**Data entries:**
★ ★ ★ ★ ★
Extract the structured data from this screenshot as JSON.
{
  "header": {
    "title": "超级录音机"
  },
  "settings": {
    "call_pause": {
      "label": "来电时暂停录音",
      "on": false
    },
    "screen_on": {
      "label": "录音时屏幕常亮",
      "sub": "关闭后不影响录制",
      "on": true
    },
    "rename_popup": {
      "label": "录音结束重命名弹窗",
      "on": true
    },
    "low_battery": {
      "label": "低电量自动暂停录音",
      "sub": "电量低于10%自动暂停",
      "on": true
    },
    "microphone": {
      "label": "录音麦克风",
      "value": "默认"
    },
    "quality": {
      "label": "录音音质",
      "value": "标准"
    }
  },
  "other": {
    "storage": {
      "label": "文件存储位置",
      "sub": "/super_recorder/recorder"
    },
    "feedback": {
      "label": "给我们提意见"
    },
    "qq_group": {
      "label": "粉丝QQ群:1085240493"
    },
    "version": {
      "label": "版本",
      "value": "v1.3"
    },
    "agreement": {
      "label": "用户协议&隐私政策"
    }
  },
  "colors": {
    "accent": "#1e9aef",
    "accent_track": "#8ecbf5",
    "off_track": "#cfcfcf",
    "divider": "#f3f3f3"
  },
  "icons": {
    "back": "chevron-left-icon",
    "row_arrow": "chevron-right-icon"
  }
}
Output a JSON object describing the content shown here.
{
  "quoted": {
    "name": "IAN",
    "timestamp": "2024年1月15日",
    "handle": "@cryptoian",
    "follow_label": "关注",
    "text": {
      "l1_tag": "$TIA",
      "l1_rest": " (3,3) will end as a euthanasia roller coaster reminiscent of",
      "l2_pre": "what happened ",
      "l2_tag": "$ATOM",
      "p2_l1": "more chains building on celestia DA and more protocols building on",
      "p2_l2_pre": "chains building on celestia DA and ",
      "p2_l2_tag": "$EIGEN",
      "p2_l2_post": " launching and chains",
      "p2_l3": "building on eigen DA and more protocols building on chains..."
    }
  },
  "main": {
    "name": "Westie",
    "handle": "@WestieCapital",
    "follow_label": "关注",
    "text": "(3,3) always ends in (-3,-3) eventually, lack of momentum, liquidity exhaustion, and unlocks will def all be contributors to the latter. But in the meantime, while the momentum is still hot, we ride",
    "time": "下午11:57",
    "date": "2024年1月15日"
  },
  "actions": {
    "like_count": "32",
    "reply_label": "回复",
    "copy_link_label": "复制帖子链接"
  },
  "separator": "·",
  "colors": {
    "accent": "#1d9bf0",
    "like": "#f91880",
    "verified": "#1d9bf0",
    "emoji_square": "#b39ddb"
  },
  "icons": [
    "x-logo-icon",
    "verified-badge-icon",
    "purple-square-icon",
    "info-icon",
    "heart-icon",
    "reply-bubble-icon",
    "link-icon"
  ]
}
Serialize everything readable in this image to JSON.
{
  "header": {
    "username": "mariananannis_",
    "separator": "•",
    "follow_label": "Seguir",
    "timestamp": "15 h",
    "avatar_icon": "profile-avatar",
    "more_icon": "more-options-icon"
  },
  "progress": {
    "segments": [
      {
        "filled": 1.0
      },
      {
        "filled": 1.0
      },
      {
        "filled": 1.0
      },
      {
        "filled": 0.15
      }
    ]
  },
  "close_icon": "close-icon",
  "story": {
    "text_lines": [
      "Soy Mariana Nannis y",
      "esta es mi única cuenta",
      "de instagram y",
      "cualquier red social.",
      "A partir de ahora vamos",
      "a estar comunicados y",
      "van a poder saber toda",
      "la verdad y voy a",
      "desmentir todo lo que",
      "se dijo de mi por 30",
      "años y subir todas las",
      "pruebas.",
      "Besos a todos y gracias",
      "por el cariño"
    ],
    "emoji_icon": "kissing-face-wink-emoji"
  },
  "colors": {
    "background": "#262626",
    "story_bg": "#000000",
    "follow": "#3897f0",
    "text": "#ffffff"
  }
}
★ ★ ★ ★ ★
**Stated goal:** Reproduce the lines from the one containing "Serialize everything readable" to the end of the entries, keeping both ends and adding nothing.

**Exercise result:**
Serialize everything readable in this image to JSON.
{
  "header": {
    "username": "mariananannis_",
    "separator": "•",
    "follow_label": "Seguir",
    "timestamp": "15 h",
    "avatar_icon": "profile-avatar",
    "more_icon": "more-options-icon"
  },
  "progress": {
    "segments": [
      {
        "filled": 1.0
      },
      {
        "filled": 1.0
      },
      {
        "filled": 1.0
      },
      {
        "filled": 0.15
      }
    ]
  },
  "close_icon": "close-icon",
  "story": {
    "text_lines": [
      "Soy Mariana Nannis y",
      "esta es mi única cuenta",
      "de instagram y",
      "cualquier red social.",
      "A partir de ahora vamos",
      "a estar comunicados y",
      "van a poder saber toda",
      "la verdad y voy a",
      "desmentir todo lo que",
      "se dijo de mi por 30",
      "años y subir todas las",
      "pruebas.",
      "Besos a todos y gracias",
      "por el cariño"
    ],
    "emoji_icon": "kissing-face-wink-emoji"
  },
  "colors": {
    "background": "#262626",
    "story_bg": "#000000",
    "follow": "#3897f0",
    "text": "#ffffff"
  }
}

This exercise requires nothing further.